**Short exercise:** Write out the whole of the material exactly.

**Material:**
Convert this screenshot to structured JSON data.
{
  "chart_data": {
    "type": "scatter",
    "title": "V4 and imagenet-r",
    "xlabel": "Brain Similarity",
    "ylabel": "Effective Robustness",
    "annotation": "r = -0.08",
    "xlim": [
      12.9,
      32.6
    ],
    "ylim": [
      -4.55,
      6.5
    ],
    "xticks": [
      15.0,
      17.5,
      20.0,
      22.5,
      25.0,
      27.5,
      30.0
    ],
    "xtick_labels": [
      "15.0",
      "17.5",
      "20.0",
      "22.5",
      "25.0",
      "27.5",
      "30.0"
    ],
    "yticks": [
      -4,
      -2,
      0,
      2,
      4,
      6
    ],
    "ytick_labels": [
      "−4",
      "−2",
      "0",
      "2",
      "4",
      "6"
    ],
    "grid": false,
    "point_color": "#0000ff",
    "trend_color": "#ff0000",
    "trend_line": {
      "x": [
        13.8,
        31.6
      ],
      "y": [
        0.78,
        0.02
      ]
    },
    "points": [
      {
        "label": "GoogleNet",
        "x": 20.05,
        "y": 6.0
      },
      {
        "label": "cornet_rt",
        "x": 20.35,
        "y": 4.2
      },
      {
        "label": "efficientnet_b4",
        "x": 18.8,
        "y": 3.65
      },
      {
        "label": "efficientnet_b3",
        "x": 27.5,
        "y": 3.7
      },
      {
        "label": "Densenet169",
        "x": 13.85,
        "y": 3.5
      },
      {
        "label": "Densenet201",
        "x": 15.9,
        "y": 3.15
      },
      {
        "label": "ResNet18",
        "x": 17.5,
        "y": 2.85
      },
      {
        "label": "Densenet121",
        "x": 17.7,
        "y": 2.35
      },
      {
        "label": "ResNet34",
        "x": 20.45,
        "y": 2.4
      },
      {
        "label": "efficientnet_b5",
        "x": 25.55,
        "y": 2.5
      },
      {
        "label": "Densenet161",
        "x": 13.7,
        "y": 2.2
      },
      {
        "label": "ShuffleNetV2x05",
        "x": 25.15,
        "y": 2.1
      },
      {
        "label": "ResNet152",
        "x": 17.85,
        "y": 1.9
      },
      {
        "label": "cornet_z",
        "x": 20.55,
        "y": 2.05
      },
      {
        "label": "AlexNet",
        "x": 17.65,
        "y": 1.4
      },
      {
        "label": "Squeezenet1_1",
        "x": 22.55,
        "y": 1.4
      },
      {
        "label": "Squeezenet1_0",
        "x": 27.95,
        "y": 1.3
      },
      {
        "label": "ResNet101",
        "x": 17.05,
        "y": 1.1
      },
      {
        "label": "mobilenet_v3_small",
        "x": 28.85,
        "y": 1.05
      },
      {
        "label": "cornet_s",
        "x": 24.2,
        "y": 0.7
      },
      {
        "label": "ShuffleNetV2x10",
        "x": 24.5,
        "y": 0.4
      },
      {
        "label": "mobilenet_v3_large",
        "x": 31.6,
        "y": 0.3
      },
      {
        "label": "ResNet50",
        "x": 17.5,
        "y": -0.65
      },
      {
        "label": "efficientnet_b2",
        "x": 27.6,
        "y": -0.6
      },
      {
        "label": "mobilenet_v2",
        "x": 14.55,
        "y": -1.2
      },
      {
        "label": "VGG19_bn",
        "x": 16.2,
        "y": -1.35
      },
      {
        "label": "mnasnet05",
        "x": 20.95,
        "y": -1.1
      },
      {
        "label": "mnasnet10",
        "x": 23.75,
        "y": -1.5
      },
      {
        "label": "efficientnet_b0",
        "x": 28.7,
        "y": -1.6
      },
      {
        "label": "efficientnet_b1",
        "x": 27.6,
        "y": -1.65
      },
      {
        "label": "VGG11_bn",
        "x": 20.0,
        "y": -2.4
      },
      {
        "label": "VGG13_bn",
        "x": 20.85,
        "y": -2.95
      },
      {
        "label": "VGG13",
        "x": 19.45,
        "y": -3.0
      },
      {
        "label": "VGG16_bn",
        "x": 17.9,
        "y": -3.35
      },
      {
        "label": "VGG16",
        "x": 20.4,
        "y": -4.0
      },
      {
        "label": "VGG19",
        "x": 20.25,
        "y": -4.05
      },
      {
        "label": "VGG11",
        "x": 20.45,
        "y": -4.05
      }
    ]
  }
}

**The result:**
Convert this screenshot to structured JSON data.
{
  "chart_data": {
    "type": "scatter",
    "title": "V4 and imagenet-r",
    "xlabel": "Brain Similarity",
    "ylabel": "Effective Robustness",
    "annotation": "r = -0.08",
    "xlim": [
      12.9,
      32.6
    ],
    "ylim": [
      -4.55,
      6.5
    ],
    "xticks": [
      15.0,
      17.5,
      20.0,
      22.5,
      25.0,
      27.5,
      30.0
    ],
    "xtick_labels": [
      "15.0",
      "17.5",
      "20.0",
      "22.5",
      "25.0",
      "27.5",
      "30.0"
    ],
    "yticks": [
      -4,
      -2,
      0,
      2,
      4,
      6
    ],
    "ytick_labels": [
      "−4",
      "−2",
      "0",
      "2",
      "4",
      "6"
    ],
    "grid": false,
    "point_color": "#0000ff",
    "trend_color": "#ff0000",
    "trend_line": {
      "x": [
        13.8,
        31.6
      ],
      "y": [
        0.78,
        0.02
      ]
    },
    "points": [
      {
        "label": "GoogleNet",
        "x": 20.05,
        "y": 6.0
      },
      {
        "label": "cornet_rt",
        "x": 20.35,
        "y": 4.2
      },
      {
        "label": "efficientnet_b4",
        "x": 18.8,
        "y": 3.65
      },
      {
        "label": "efficientnet_b3",
        "x": 27.5,
        "y": 3.7
      },
      {
        "label": "Densenet169",
        "x": 13.85,
        "y": 3.5
      },
      {
        "label": "Densenet201",
        "x": 15.9,
        "y": 3.15
      },
      {
        "label": "ResNet18",
        "x": 17.5,
        "y": 2.85
      },
      {
        "label": "Densenet121",
        "x": 17.7,
        "y": 2.35
      },
      {
        "label": "ResNet34",
        "x": 20.45,
        "y": 2.4
      },
      {
        "label": "efficientnet_b5",
        "x": 25.55,
        "y": 2.5
      },
      {
        "label": "Densenet161",
        "x": 13.7,
        "y": 2.2
      },
      {
        "label": "ShuffleNetV2x05",
        "x": 25.15,
        "y": 2.1
      },
      {
        "label": "ResNet152",
        "x": 17.85,
        "y": 1.9
      },
      {
        "label": "cornet_z",
        "x": 20.55,
        "y": 2.05
      },
      {
        "label": "AlexNet",
        "x": 17.65,
        "y": 1.4
      },
      {
        "label": "Squeezenet1_1",
        "x": 22.55,
        "y": 1.4
      },
      {
        "label": "Squeezenet1_0",
        "x": 27.95,
        "y": 1.3
      },
      {
        "label": "ResNet101",
        "x": 17.05,
        "y": 1.1
      },
      {
        "label": "mobilenet_v3_small",
        "x": 28.85,
        "y": 1.05
      },
      {
        "label": "cornet_s",
        "x": 24.2,
        "y": 0.7
      },
      {
        "label": "ShuffleNetV2x10",
        "x": 24.5,
        "y": 0.4
      },
      {
        "label": "mobilenet_v3_large",
        "x": 31.6,
        "y": 0.3
      },
      {
        "label": "ResNet50",
        "x": 17.5,
        "y": -0.65
      },
      {
        "label": "efficientnet_b2",
        "x": 27.6,
        "y": -0.6
      },
      {
        "label": "mobilenet_v2",
        "x": 14.55,
        "y": -1.2
      },
      {
        "label": "VGG19_bn",
        "x": 16.2,
        "y": -1.35
      },
      {
        "label": "mnasnet05",
        "x": 20.95,
        "y": -1.1
      },
      {
        "label": "mnasnet10",
        "x": 23.75,
        "y": -1.5
      },
      {
        "label": "efficientnet_b0",
        "x": 28.7,
        "y": -1.6
      },
      {
        "label": "efficientnet_b1",
        "x": 27.6,
        "y": -1.65
      },
      {
        "label": "VGG11_bn",
        "x": 20.0,
        "y": -2.4
      },
      {
        "label": "VGG13_bn",
        "x": 20.85,
        "y": -2.95
      },
      {
        "label": "VGG13",
        "x": 19.45,
        "y": -3.0
      },
      {
        "label": "VGG16_bn",
        "x": 17.9,
        "y": -3.35
      },
      {
        "label": "VGG16",
        "x": 20.4,
        "y": -4.0
      },
      {
        "label": "VGG19",
        "x": 20.25,
        "y": -4.05
      },
      {
        "label": "VGG11",
        "x": 20.45,
        "y": -4.05
      }
    ]
  }
}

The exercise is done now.